Record excerpts.
— begin —

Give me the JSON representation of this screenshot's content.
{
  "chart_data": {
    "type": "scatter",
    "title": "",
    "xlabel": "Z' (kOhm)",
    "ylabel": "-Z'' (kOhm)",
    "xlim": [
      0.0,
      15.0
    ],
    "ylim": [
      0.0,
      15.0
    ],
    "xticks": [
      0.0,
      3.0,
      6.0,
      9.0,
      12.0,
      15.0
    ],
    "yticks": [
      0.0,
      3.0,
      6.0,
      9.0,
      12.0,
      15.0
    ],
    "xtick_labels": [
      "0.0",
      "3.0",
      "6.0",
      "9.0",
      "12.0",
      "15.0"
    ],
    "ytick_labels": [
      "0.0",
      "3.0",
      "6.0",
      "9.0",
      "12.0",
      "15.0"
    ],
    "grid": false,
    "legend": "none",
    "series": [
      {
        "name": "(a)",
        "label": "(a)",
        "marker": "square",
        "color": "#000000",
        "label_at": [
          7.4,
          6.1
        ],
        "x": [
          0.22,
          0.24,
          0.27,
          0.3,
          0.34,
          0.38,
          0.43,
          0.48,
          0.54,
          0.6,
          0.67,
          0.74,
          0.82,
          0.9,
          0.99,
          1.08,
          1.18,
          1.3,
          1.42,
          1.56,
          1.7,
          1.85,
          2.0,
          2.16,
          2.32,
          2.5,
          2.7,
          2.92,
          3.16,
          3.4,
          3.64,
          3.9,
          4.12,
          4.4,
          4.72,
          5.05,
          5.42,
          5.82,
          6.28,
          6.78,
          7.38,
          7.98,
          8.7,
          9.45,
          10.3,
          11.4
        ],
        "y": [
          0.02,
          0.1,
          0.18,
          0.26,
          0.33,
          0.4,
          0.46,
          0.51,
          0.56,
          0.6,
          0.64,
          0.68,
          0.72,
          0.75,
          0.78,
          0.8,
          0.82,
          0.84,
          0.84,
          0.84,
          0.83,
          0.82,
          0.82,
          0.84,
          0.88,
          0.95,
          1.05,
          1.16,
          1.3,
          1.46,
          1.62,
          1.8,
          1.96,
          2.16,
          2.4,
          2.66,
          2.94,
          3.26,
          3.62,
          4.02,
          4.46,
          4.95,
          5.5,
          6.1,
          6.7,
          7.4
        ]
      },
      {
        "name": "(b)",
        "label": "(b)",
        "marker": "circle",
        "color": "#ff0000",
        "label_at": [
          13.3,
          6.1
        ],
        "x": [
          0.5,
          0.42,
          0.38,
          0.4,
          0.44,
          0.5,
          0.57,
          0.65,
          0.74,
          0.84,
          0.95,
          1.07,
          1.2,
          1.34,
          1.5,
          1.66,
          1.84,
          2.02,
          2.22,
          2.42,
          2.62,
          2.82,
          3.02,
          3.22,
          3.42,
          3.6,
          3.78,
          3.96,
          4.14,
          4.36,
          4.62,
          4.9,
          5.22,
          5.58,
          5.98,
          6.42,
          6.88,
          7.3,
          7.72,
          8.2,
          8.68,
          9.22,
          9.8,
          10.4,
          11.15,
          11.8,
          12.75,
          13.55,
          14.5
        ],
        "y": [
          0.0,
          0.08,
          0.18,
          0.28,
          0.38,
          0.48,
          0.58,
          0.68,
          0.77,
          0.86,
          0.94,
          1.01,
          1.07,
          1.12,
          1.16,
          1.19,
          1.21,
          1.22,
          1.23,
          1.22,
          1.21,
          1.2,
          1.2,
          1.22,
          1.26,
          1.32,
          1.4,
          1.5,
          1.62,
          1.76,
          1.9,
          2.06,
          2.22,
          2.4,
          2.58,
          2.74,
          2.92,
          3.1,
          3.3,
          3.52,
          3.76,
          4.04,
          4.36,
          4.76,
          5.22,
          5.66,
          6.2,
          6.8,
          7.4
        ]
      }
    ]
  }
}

— end —

Problem statement. Using the data above, return each line exactly as written.

Finished answer.
Give me the JSON representation of this screenshot's content.
{
  "chart_data": {
    "type": "scatter",
    "title": "",
    "xlabel": "Z' (kOhm)",
    "ylabel": "-Z'' (kOhm)",
    "xlim": [
      0.0,
      15.0
    ],
    "ylim": [
      0.0,
      15.0
    ],
    "xticks": [
      0.0,
      3.0,
      6.0,
      9.0,
      12.0,
      15.0
    ],
    "yticks": [
      0.0,
      3.0,
      6.0,
      9.0,
      12.0,
      15.0
    ],
    "xtick_labels": [
      "0.0",
      "3.0",
      "6.0",
      "9.0",
      "12.0",
      "15.0"
    ],
    "ytick_labels": [
      "0.0",
      "3.0",
      "6.0",
      "9.0",
      "12.0",
      "15.0"
    ],
    "grid": false,
    "legend": "none",
    "series": [
      {
        "name": "(a)",
        "label": "(a)",
        "marker": "square",
        "color": "#000000",
        "label_at": [
          7.4,
          6.1
        ],
        "x": [
          0.22,
          0.24,
          0.27,
          0.3,
          0.34,
          0.38,
          0.43,
          0.48,
          0.54,
          0.6,
          0.67,
          0.74,
          0.82,
          0.9,
          0.99,
          1.08,
          1.18,
          1.3,
          1.42,
          1.56,
          1.7,
          1.85,
          2.0,
          2.16,
          2.32,
          2.5,
          2.7,
          2.92,
          3.16,
          3.4,
          3.64,
          3.9,
          4.12,
          4.4,
          4.72,
          5.05,
          5.42,
          5.82,
          6.28,
          6.78,
          7.38,
          7.98,
          8.7,
          9.45,
          10.3,
          11.4
        ],
        "y": [
          0.02,
          0.1,
          0.18,
          0.26,
          0.33,
          0.4,
          0.46,
          0.51,
          0.56,
          0.6,
          0.64,
          0.68,
          0.72,
          0.75,
          0.78,
          0.8,
          0.82,
          0.84,
          0.84,
          0.84,
          0.83,
          0.82,
          0.82,
          0.84,
          0.88,
          0.95,
          1.05,
          1.16,
          1.3,
          1.46,
          1.62,
          1.8,
          1.96,
          2.16,
          2.4,
          2.66,
          2.94,
          3.26,
          3.62,
          4.02,
          4.46,
          4.95,
          5.5,
          6.1,
          6.7,
          7.4
        ]
      },
      {
        "name": "(b)",
        "label": "(b)",
        "marker": "circle",
        "color": "#ff0000",
        "label_at": [
          13.3,
          6.1
        ],
        "x": [
          0.5,
          0.42,
          0.38,
          0.4,
          0.44,
          0.5,
          0.57,
          0.65,
          0.74,
          0.84,
          0.95,
          1.07,
          1.2,
          1.34,
          1.5,
          1.66,
          1.84,
          2.02,
          2.22,
          2.42,
          2.62,
          2.82,
          3.02,
          3.22,
          3.42,
          3.6,
          3.78,
          3.96,
          4.14,
          4.36,
          4.62,
          4.9,
          5.22,
          5.58,
          5.98,
          6.42,
          6.88,
          7.3,
          7.72,
          8.2,
          8.68,
          9.22,
          9.8,
          10.4,
          11.15,
          11.8,
          12.75,
          13.55,
          14.5
        ],
        "y": [
          0.0,
          0.08,
          0.18,
          0.28,
          0.38,
          0.48,
          0.58,
          0.68,
          0.77,
          0.86,
          0.94,
          1.01,
          1.07,
          1.12,
          1.16,
          1.19,
          1.21,
          1.22,
          1.23,
          1.22,
          1.21,
          1.2,
          1.2,
          1.22,
          1.26,
          1.32,
          1.4,
          1.5,
          1.62,
          1.76,
          1.9,
          2.06,
          2.22,
          2.4,
          2.58,
          2.74,
          2.92,
          3.1,
          3.3,
          3.52,
          3.76,
          4.04,
          4.36,
          4.76,
          5.22,
          5.66,
          6.2,
          6.8,
          7.4
        ]
      }
    ]
  }
}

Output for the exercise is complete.